[Stored data entries]
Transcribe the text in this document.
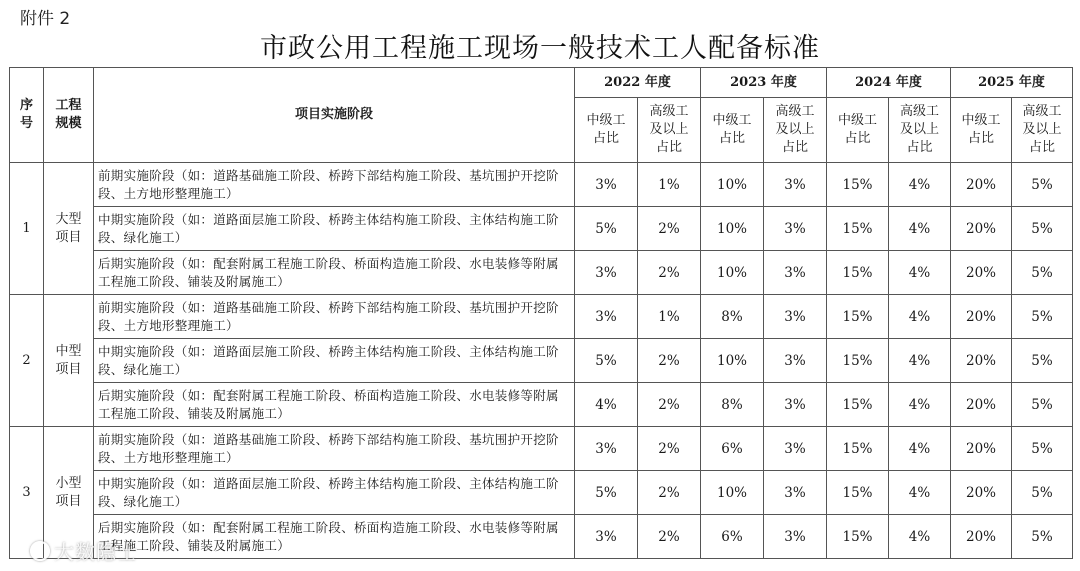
附件 2
市政公用工程施工现场一般技术工人配备标准
序号	工程规模	项目实施阶段	2022 年度		2023 年度		2024 年度		2025 年度	
			中级工占比	高级工及以上占比	中级工占比	高级工及以上占比	中级工占比	高级工及以上占比	中级工占比	高级工及以上占比
1	大型项目	前期实施阶段（如：道路基础施工阶段、桥跨下部结构施工阶段、基坑围护开挖阶段、土方地形整理施工）	3%	1%	10%	3%	15%	4%	20%	5%
		中期实施阶段（如：道路面层施工阶段、桥跨主体结构施工阶段、主体结构施工阶段、绿化施工）	5%	2%	10%	3%	15%	4%	20%	5%
		后期实施阶段（如：配套附属工程施工阶段、桥面构造施工阶段、水电装修等附属工程施工阶段、铺装及附属施工）	3%	2%	10%	3%	15%	4%	20%	5%
2	中型项目	前期实施阶段（如：道路基础施工阶段、桥跨下部结构施工阶段、基坑围护开挖阶段、土方地形整理施工）	3%	1%	8%	3%	15%	4%	20%	5%
		中期实施阶段（如：道路面层施工阶段、桥跨主体结构施工阶段、主体结构施工阶段、绿化施工）	5%	2%	10%	3%	15%	4%	20%	5%
		后期实施阶段（如：配套附属工程施工阶段、桥面构造施工阶段、水电装修等附属工程施工阶段、铺装及附属施工）	4%	2%	8%	3%	15%	4%	20%	5%
3	小型项目	前期实施阶段（如：道路基础施工阶段、桥跨下部结构施工阶段、基坑围护开挖阶段、土方地形整理施工）	3%	2%	6%	3%	15%	4%	20%	5%
		中期实施阶段（如：道路面层施工阶段、桥跨主体结构施工阶段、主体结构施工阶段、绿化施工）	5%	2%	10%	3%	15%	4%	20%	5%
		后期实施阶段（如：配套附属工程施工阶段、桥面构造施工阶段、水电装修等附属工程施工阶段、铺装及附属施工）	3%	2%	6%	3%	15%	4%	20%	5%
大数隐士
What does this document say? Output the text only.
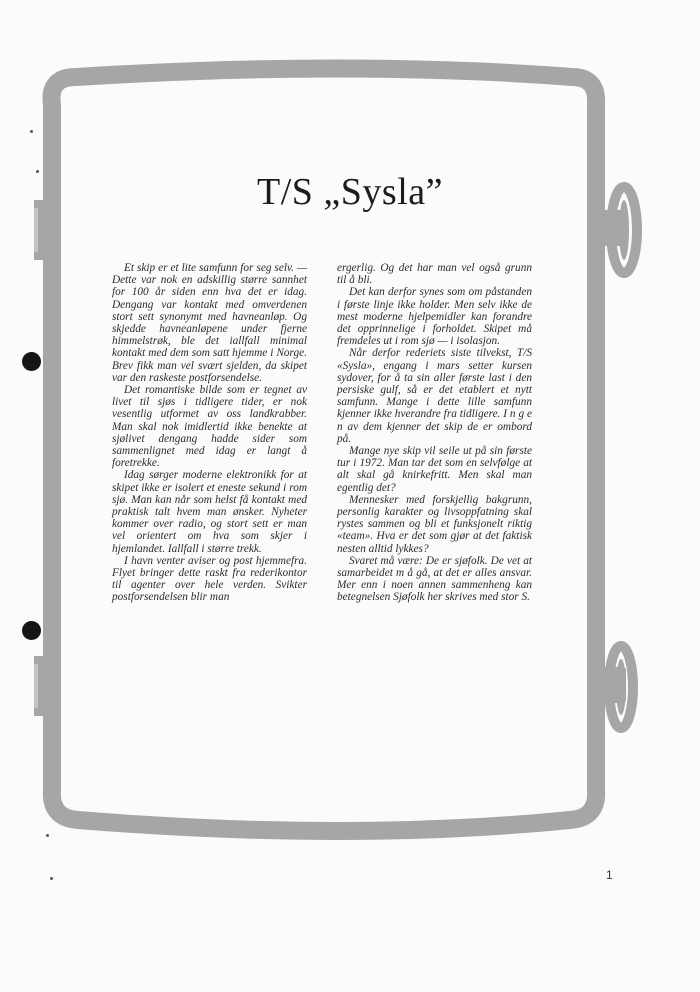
T/S „Sysla”

Et skip er et lite samfunn for seg selv. — Dette var nok en adskillig større sannhet for 100 år siden enn hva det er idag. Dengang var kontakt med omverdenen stort sett synonymt med havneanløp. Og skjedde havneanløpene under fjerne himmelstrøk, ble det iallfall minimal kontakt med dem som satt hjemme i Norge. Brev fikk man vel svært sjelden, da skipet var den raskeste postforsendelse.

Det romantiske bilde som er tegnet av livet til sjøs i tidligere tider, er nok vesentlig utformet av oss landkrabber. Man skal nok imidlertid ikke benekte at sjølivet dengang hadde sider som sammenlignet med idag er langt å foretrekke.

Idag sørger moderne elektronikk for at skipet ikke er isolert et eneste sekund i rom sjø. Man kan når som helst få kontakt med praktisk talt hvem man ønsker. Nyheter kommer over radio, og stort sett er man vel orientert om hva som skjer i hjemlandet. Iallfall i større trekk.

I havn venter aviser og post hjemmefra. Flyet bringer dette raskt fra rederikontor til agenter over hele verden. Svikter postforsendelsen blir man

ergerlig. Og det har man vel også grunn til å bli.

Det kan derfor synes som om påstanden i første linje ikke holder. Men selv ikke de mest moderne hjelpemidler kan forandre det opprinnelige i forholdet. Skipet må fremdeles ut i rom sjø — i isolasjon.

Når derfor rederiets siste tilvekst, T/S «Sysla», engang i mars setter kursen sydover, for å ta sin aller første last i den persiske gulf, så er det etablert et nytt samfunn. Mange i dette lille samfunn kjenner ikke hverandre fra tidligere. I n g e n av dem kjenner det skip de er ombord på.

Mange nye skip vil seile ut på sin første tur i 1972. Man tar det som en selvfølge at alt skal gå knirkefritt. Men skal man egentlig det?

Mennesker med forskjellig bakgrunn, personlig karakter og livsoppfatning skal rystes sammen og bli et funksjonelt riktig «team». Hva er det som gjør at det faktisk nesten alltid lykkes?

Svaret må være: De er sjøfolk. De vet at samarbeidet m å gå, at det er alles ansvar. Mer enn i noen annen sammenheng kan betegnelsen Sjøfolk her skrives med stor S.

1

YOUR INSTRUCTIONS:
Check every line of the data above for the string "skal", and copy those that have it.

WRITTEN SOLUTION:
Det romantiske bilde som er tegnet av livet til sjøs i tidligere tider, er nok vesentlig utformet av oss landkrabber. Man skal nok imidlertid ikke benekte at sjølivet dengang hadde sider som sammenlignet med idag er langt å foretrekke.
Mange nye skip vil seile ut på sin første tur i 1972. Man tar det som en selvfølge at alt skal gå knirkefritt. Men skal man egentlig det?
Mennesker med forskjellig bakgrunn, personlig karakter og livsoppfatning skal rystes sammen og bli et funksjonelt riktig «team». Hva er det som gjør at det faktisk nesten alltid lykkes?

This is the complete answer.